━━━ Text ━━━

Soup Dumplings (Xiaolongbao)

Shanghai Steamed Soup Dumplings (Xiaolongbao), by thewoksoflife.com

Soup Dumpling Recipe Instructions

Below, you will find step-by-step detailed instructions with photos. For the full recipe card in condensed form, scroll down to the bottom of this post.

Step 1: The Aspic

The first thing to make is the aspic, or meat gelatin, which will create the soup in the soup dumplings.

You’ll make a pork soup with bones and skin (don’t freak out at this! The Chinese—as well as all of the world’s great food cultures—have learned to utilize every part of an animal and leave nothing behind to waste!), which will help you create a smooth, firm aspic once chilled.

You can use the skin from a skin-on pork shoulder and buy pork neck bones or ham bones. If they’re not readily available in your local market, ask the butcher.

  • ½ lb pork skin (225g), cut into 1-inch strips
  • 1 lb (450g) pork neck bones (you want neck bones that still have meat on them!)

━━━

* What to work on
[a] Please transcribe a passage from the soup dumpling recipe word for word. Begin at the words "The first thing" and stop after "aspic once chilled.".
[b] Turn the paragraph of the soup dumpling recipe that opens with "You can use the skin" into a short bulleted list that keeps its main facts.

━━━ Records supplied ━━━

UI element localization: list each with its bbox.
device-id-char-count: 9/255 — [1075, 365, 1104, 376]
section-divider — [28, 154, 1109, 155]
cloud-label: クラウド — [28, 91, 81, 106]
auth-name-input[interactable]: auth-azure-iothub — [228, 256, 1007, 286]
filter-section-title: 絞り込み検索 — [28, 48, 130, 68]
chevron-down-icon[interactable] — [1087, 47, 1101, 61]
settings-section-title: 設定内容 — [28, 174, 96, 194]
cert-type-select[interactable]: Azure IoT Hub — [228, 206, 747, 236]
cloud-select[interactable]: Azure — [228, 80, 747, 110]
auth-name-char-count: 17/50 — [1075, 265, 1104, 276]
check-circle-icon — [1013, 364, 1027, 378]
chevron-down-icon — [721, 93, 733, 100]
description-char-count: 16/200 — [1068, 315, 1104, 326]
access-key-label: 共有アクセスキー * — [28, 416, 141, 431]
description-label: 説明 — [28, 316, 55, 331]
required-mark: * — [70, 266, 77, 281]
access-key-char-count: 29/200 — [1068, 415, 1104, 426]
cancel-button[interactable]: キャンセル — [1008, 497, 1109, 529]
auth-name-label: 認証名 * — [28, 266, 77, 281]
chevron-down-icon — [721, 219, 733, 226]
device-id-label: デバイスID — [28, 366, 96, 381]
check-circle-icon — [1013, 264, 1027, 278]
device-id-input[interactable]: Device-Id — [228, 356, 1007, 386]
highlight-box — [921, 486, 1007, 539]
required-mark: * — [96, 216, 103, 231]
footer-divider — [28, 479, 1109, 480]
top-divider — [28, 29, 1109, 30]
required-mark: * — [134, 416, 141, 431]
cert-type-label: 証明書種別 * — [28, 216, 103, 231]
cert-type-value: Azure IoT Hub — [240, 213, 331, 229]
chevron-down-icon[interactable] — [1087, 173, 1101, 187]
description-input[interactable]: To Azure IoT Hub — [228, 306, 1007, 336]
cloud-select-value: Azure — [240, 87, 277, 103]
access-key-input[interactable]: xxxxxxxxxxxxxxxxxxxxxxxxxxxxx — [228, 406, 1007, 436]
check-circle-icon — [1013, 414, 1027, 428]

━━━

* Answers provided
[a]
The first thing to make is the aspic, or meat gelatin, which will create the soup in the soup dumplings.

You’ll make a pork soup with bones and skin (don’t freak out at this! The Chinese—as well as all of the world’s great food cultures—have learned to utilize every part of an animal and leave nothing behind to waste!), which will help you create a smooth, firm aspic once chilled.

[b]
- Pork skin: take it from a skin-on pork shoulder.
- Bones: buy pork neck bones or ham bones.
- If these aren't readily available at your local market, ask the butcher.